**Problem to solve**
Find the string "with" in the entries and copy each line that has it.

─── Listed entries

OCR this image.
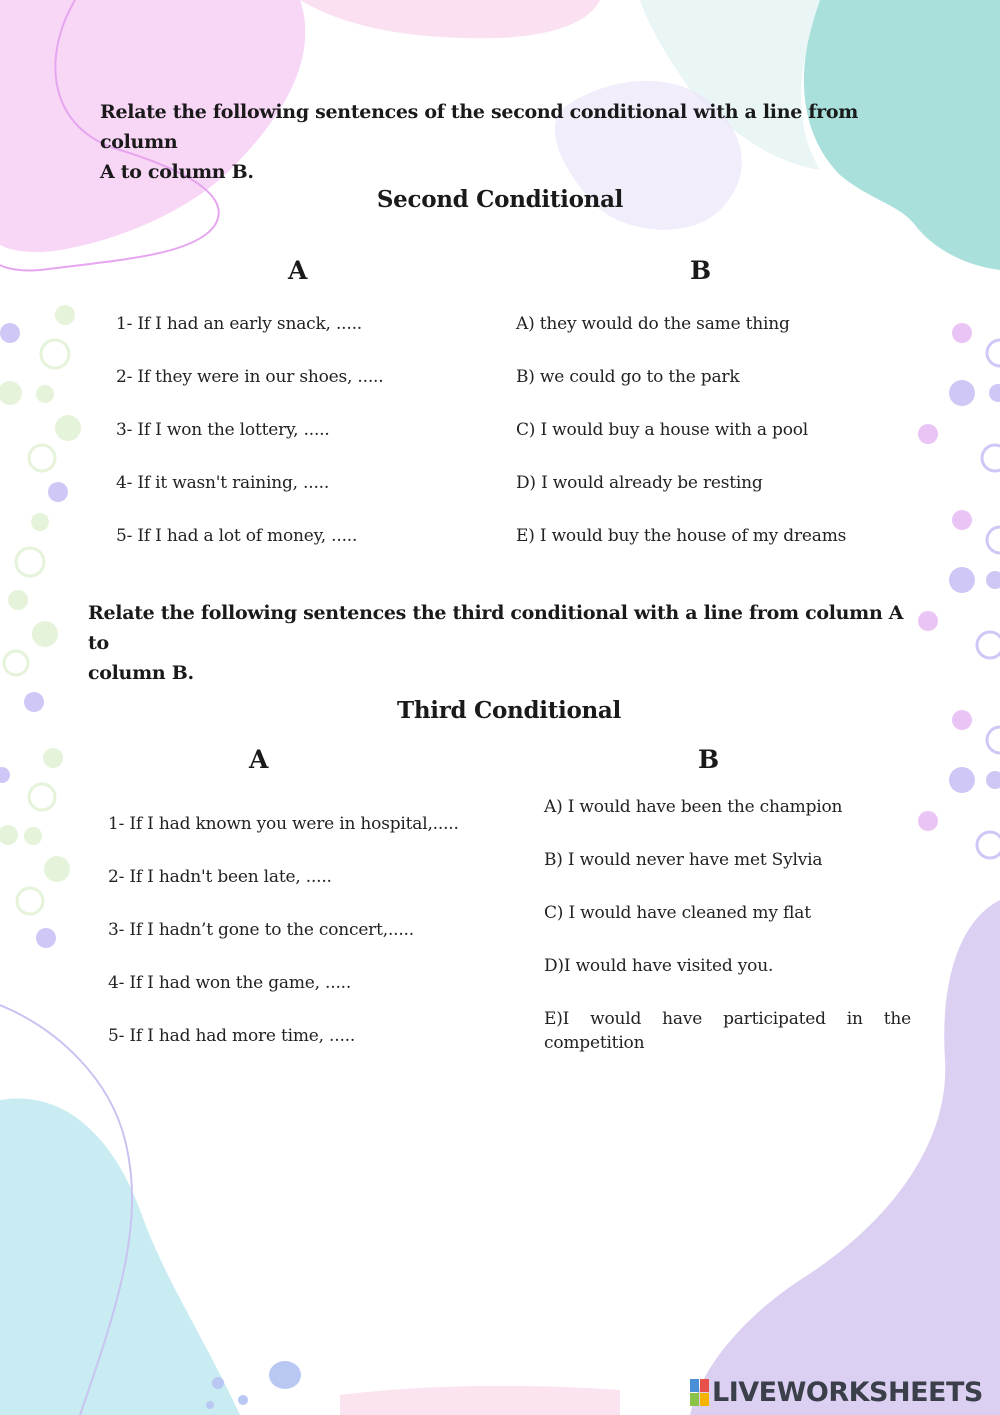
Relate the following sentences of the second conditional with a line from column
A to column B.
Second Conditional
A	B
1- If I had an early snack, .....
2- If they were in our shoes, .....
3- If I won the lottery, .....
4- If it wasn't raining, .....
5- If I had a lot of money, .....
A) they would do the same thing
B) we could go to the park
C) I would buy a house with a pool
D) I would already be resting
E) I would buy the house of my dreams
Relate the following sentences the third conditional with a line from column A to
column B.
Third Conditional
A	B
1- If I had known you were in hospital,.....
2- If I hadn't been late, .....
3- If I hadn’t gone to the concert,.....
4- If I had won the game, .....
5- If I had had more time, .....
A) I would have been the champion
B) I would never have met Sylvia
C) I would have cleaned my flat
D)I would have visited you.
E)I would have participated in the
competition
LIVEWORKSHEETS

──────

**The answer**
Relate the following sentences of the second conditional with a line from column
C) I would buy a house with a pool
Relate the following sentences the third conditional with a line from column A to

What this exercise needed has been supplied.